*CONSEGNE DI LAVORO*.
1) Nel brano su Berlusconi e la magistratura, in quale data e in quale città esplose la bomba di Piazza Fontana?
2) Elenca tutte le stragi che il brano su Berlusconi e la magistratura attribuisce allo Stato.
3) Prosegui il brano su Berlusconi e la magistratura a partire dalla frase che segue l'ultima riportata.

*ESTRATTO*.
***
Lo sa lui, lo sanno i suoi, lo sanno tutti.
Tutto sta a vedere –questa è l’unica risposta ancora da decifrare- se finirà nei guai anche economicamente, finendo sul lastrico, trascinandosi appresso tutte le sue aziende, ma proprio tutte, nessuna esclusa. Il che, non è probabile, ma è ampiamente possibile.
Dipende da lui salvare la sua ricca baracca o meno.
Sempre che, nel suo personale e comprensibile delirio di onnipotenza -per quanto pragmatico, cinico e realista- non sia stato preso anche lui da un attacco di mitomania e abbia finito per credere, pensare, e addirittura convincere i suoi, che lui è uno di quelli che davvero contano. Sarebbe davvero doloroso, oltre che per se stesso, i suoi familiari, i suoi seguaci, i suoi dipendenti e tutte le sue clientele di miserabili straccioni appresso, anche e soprattutto per l’economia nazionale e la salvaguardia dell’intero paese.
Chi dovesse pensare, in questo momento, che Berlusconi è finito nei guai per via della condanna della Cassazione, si sbaglia di grosso: ha preso un tragico abbaglio.
Vuol dire che non è informato su ciò che è accaduto in Italia (e nel mondo) negli ultimi 20 anni, non ha capito ciò che è accaduto negli ultimi due anni, e soprattutto ciò che sta accadendo in Egitto, in Usa, e nell’economia italiana. Ma soprattutto vuol dire che è caduto nella trappola della comunicazione berlusconiana, tutta protesa a far credere proprio questo di lui: una vittima della magistratura italiana.
E’ esattamente il contrario.
La magistratura italiana non è poi così tanto libera, né indipendente, né tantomeno coraggiosa (come vogliono farci credere) da andare a impelagarsi per davvero con uno che conta. Non lo ha mai fatto in Italia, se non in brevissimi tratti della Storia di un passato, ahimè, davvero molto remoto, quasi antico. Altrimenti, a quest’ora, nelle patrie galere, in una oscura cella in qualche sotterraneo bunker, languirebbero nel dimenticatoio gli assassini di tanta brava gente innocente, i nostri tanti (troppi troppi troppi) compianti cittadini, uccisi come animali, nelle varie stragi operate dallo Stato, dalla bomba alla Banca Nazionale dell’Agricoltura a Piazza Fontana, il 12 dicembre 1969 a Milano, al massacro di civili a Piazza della Loggia a Brescia; dalle bombe sul treno Italicus alla strage nella stazione di Bologna. Passando per l’assassinio dei giornalisti Mauro De Mauro, Mauro Volterra, Mauro Rostagno, Ilaria Alpi, Giovanni Falcone, paolo Borsellino, ai quali vanno aggiunte diverse altre centinaia di persone assassinate, le quali, essendo anonime e poco famose, non ne è stata data notizia pubblica. Per non parlare delle migliaia e migliaia di aziende mandate in fallimento da mafiosi, ‘ndranghetisti e camorristi, con la rovina esistenziale delle vite di centinaia di migliaia di onesti cittadini italiani, senza che lo Stato abbia mai fatto sentire la propria presenza ed esistenza sul territorio. La magistratura italiana è, per l’appunto, italiana. E’ composta da ottimi professionisti, che sono prima di tutto italiani in carriera, e non baldi eroi donchisciotteschi. Nesuna persona importante in campo politico ha mai pagato il suo conto con la magistratura nel nostro paese. Mai. A meno che non abbia fatto il riottoso, il ribelle, il mitomane, l’onnipotente. Come nel caso di Bettino Craxi.
***
*CONTENUTO DEL DATASET*.
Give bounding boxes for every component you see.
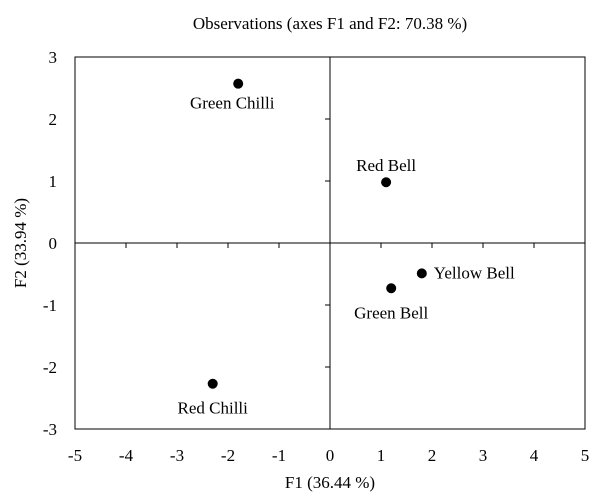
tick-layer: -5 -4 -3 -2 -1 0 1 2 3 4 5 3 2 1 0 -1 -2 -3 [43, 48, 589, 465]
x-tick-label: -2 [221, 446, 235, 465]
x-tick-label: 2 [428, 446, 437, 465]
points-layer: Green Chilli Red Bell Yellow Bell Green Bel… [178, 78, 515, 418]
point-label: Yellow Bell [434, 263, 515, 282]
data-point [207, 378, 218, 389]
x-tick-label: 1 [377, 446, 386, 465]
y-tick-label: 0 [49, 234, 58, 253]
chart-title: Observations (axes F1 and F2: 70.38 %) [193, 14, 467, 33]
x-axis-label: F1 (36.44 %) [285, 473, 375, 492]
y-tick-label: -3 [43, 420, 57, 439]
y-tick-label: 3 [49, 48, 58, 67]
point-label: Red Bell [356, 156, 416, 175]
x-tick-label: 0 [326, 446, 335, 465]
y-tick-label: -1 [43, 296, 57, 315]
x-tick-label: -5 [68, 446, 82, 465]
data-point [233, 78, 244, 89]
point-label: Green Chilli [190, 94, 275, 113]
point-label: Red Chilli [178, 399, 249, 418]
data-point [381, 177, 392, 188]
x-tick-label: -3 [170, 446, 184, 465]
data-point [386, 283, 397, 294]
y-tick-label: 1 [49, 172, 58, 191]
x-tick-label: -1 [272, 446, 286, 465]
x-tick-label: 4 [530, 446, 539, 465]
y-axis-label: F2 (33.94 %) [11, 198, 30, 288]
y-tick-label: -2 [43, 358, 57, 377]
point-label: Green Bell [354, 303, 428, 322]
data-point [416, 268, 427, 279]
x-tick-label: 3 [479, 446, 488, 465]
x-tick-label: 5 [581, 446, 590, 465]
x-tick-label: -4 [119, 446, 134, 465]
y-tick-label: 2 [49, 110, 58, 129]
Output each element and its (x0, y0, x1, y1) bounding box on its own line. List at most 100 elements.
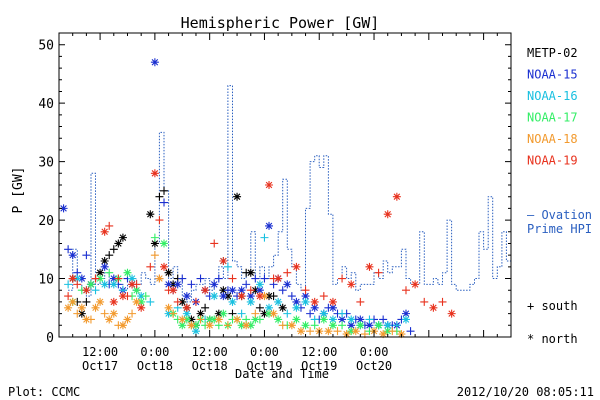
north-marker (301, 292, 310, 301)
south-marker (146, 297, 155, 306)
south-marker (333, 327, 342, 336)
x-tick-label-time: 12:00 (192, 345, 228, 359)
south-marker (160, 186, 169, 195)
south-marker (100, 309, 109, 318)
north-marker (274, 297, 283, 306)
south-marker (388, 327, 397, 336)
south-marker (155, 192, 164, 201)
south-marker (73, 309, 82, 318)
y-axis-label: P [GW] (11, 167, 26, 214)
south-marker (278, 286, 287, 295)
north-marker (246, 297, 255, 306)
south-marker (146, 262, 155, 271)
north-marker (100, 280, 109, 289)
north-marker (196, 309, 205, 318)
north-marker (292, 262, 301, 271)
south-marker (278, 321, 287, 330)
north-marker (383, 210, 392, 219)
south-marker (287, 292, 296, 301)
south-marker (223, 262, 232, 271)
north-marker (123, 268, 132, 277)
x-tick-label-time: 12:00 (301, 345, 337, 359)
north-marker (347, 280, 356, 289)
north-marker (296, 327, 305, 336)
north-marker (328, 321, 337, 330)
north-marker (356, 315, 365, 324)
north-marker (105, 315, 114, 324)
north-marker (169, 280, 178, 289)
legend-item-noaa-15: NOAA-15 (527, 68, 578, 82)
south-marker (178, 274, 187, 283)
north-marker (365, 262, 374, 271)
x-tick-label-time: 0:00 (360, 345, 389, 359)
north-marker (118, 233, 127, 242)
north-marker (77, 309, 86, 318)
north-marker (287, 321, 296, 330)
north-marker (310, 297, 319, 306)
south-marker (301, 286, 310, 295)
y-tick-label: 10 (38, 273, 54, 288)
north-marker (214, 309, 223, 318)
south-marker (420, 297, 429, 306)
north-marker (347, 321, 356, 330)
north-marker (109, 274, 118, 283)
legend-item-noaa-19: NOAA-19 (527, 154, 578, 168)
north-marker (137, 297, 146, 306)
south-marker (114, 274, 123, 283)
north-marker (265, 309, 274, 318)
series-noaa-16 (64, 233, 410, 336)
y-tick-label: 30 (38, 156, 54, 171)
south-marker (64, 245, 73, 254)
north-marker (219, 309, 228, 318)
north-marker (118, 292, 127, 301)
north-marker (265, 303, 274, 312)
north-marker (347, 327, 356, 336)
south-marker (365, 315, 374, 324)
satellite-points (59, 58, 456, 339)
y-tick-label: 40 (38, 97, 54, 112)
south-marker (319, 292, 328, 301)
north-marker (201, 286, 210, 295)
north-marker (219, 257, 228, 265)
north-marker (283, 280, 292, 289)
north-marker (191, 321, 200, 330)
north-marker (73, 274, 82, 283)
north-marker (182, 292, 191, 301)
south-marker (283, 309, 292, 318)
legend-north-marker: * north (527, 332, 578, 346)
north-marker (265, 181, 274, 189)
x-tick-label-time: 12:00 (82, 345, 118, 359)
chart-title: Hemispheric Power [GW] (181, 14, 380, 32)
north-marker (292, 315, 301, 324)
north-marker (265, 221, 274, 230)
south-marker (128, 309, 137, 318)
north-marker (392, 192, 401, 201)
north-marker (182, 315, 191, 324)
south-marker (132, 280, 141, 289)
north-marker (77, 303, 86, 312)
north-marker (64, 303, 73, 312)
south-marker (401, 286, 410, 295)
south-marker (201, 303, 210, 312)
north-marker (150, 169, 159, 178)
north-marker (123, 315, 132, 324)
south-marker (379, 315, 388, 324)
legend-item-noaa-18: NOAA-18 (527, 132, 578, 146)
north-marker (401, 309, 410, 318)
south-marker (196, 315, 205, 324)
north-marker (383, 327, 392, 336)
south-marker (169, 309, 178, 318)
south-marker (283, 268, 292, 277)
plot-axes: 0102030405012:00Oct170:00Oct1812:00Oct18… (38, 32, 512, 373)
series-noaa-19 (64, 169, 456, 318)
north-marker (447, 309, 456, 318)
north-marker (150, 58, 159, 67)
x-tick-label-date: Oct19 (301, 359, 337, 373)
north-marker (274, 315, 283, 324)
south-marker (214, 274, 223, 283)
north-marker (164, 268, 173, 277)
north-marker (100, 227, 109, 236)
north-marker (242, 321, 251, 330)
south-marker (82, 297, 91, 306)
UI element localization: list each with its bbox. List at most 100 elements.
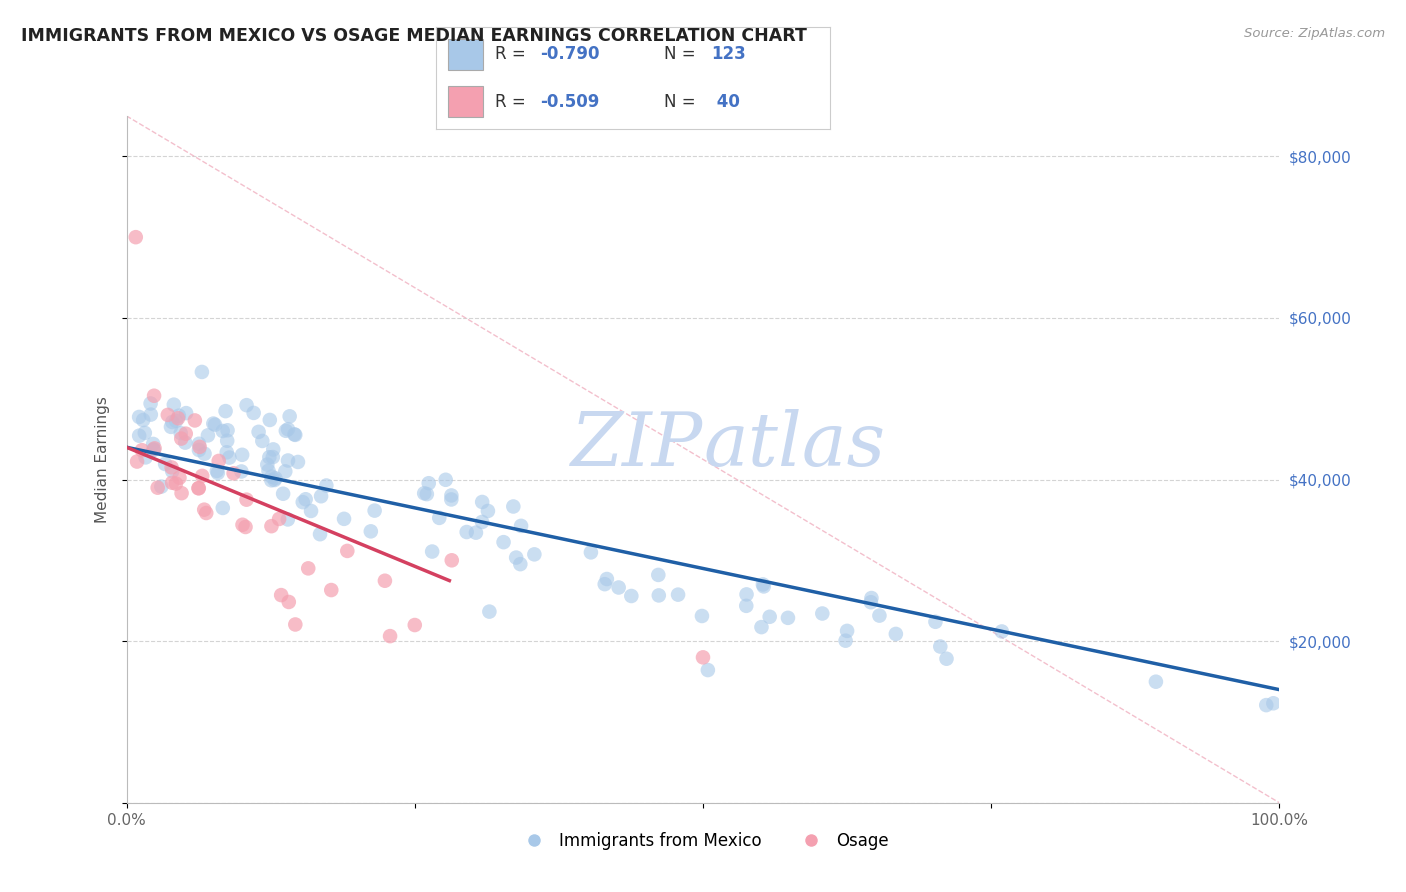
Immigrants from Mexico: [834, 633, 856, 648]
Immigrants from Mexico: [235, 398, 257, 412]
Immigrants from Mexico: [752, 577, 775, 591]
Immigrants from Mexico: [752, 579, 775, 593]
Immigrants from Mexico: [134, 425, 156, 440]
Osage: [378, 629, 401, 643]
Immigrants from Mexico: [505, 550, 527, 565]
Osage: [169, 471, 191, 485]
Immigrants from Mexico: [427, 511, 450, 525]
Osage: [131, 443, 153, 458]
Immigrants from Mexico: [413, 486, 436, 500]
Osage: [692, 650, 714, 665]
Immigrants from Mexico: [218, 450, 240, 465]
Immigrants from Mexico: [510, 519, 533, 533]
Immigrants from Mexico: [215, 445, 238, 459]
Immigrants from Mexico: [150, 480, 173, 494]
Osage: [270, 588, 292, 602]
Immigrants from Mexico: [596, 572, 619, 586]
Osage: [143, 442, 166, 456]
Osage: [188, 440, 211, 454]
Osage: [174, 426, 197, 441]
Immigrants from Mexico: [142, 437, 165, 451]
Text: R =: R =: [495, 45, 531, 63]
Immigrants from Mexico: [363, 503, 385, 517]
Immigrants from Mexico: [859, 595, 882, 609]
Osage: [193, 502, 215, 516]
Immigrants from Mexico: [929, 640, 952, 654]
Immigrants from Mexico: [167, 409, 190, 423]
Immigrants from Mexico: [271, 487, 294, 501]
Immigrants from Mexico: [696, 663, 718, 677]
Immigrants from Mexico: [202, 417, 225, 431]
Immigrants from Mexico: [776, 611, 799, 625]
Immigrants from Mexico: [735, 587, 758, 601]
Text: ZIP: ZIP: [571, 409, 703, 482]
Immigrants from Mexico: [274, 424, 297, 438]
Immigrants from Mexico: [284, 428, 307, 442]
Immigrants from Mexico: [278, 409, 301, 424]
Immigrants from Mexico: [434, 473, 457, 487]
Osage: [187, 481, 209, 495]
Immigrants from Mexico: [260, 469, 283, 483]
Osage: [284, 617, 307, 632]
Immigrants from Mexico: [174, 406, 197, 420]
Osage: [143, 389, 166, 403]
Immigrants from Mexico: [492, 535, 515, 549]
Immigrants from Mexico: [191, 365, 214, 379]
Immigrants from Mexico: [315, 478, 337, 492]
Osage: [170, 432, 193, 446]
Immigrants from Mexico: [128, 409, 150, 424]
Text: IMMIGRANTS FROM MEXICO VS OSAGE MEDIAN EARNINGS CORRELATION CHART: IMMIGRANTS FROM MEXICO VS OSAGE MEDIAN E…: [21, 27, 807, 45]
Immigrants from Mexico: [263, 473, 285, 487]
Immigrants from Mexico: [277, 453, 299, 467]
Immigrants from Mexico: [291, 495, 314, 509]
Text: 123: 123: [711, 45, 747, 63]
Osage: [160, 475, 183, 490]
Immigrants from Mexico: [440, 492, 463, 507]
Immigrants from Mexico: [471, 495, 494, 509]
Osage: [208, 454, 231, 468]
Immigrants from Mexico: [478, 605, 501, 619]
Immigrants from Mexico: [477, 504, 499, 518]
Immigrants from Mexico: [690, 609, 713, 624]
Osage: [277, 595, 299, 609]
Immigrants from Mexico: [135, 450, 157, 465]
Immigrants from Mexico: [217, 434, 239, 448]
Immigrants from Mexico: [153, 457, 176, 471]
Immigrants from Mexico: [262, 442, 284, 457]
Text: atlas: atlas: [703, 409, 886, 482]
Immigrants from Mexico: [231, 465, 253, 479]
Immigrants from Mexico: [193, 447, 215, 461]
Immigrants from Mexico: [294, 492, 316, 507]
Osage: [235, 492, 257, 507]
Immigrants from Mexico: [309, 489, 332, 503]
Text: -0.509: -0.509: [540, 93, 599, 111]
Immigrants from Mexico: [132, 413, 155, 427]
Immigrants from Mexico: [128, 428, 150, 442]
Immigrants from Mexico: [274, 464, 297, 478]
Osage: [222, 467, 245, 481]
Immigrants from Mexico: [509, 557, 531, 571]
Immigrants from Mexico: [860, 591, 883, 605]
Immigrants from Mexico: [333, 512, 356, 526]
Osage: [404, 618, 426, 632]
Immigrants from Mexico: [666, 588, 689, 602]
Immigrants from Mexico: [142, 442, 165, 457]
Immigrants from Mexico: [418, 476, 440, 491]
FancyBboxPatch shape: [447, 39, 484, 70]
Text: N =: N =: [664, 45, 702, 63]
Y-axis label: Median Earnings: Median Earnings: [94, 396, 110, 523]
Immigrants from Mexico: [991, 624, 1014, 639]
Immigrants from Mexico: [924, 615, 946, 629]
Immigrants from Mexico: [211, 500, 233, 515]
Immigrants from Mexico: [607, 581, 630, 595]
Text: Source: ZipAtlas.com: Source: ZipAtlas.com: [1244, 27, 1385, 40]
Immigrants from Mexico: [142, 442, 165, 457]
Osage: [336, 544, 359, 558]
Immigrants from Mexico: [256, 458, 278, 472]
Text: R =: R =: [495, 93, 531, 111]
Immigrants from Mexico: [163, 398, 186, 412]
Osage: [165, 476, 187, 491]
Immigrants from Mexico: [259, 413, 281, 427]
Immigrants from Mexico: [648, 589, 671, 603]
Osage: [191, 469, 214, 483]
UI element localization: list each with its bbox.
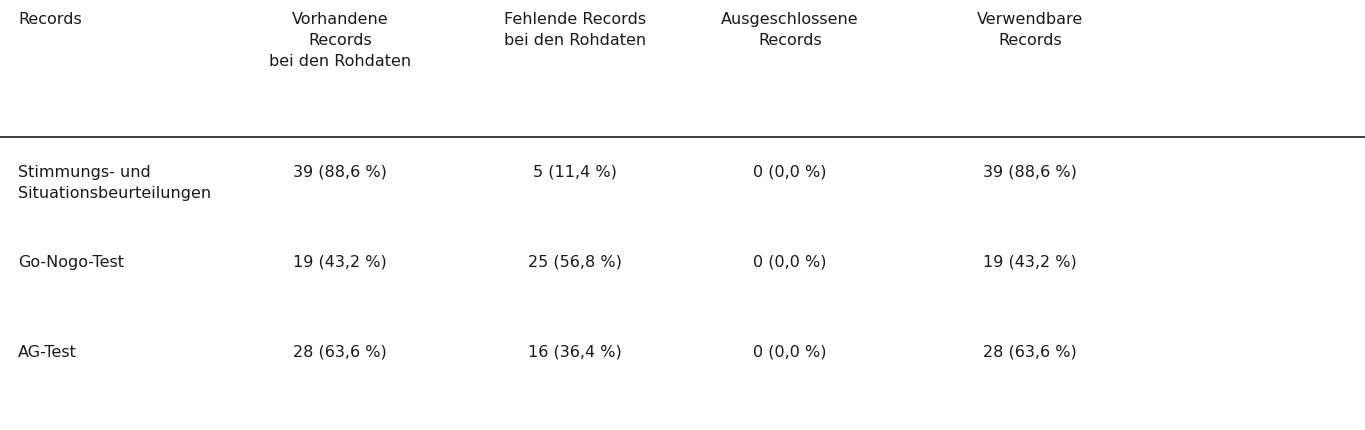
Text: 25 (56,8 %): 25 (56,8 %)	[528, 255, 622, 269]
***
*SOLUZIONI PROPOSTE*.
1) Il 12 dicembre 1969, a Milano.

2)
- La bomba alla Banca Nazionale dell'Agricoltura a Piazza Fontana, a Milano
- Il massacro di civili a Piazza della Loggia, a Brescia
- Le bombe sul treno Italicus
- La strage nella stazione di Bologna

3)
E quando accade, allora si fa di necessità virtù.
Quando al senatore Giulio Andreotti –uomo davvero intelligente e molto pragmatico- hanno spiegato e comunicato che il suo turno era finito e lui era licenziato per sempre, non si è affatto scomposto. Ne ha preso atto, ha ringraziato per il sollazzo ottenuto in quei decenni e si è ritirato a vita privata scomparendo nel nulla. E’ morto di vecchiaia venti anni dopo, allietato dall’affetto dei suoi cari.
Mi auguro sinceramente per Berlusconi (non voglio, per principio, mai il male di nessuno) che sia in grado di far prevalere l’intelligenza sull’ansia di vendetta, il pragmatismo sull’irreale delirio di onnipotenza. Gente ben più importante di lui e 100 mila volte più ricco e potente, da Chang Kaishek a Gheddafi, da Saddam Hussein a Somoza, quando gli è stato presentato il benservito, compresa lauta liquidazione, pensione dorata e magari anche un anticipo miliardario per un libro di memorie, hanno scelto di dire mai nella vitapensando di essere persone che contavano in maniera autonoma. Si erano dimenticati di essere solo e soltanto degli impiegati utili, chiamati a interpretare sullo scenario della vita politica internazionale la parte di quelli che contano per davvero, da bravi attori consumati. Hanno finito per identificarsi con la parte, tragico errore che nessun grande professionista commette mai.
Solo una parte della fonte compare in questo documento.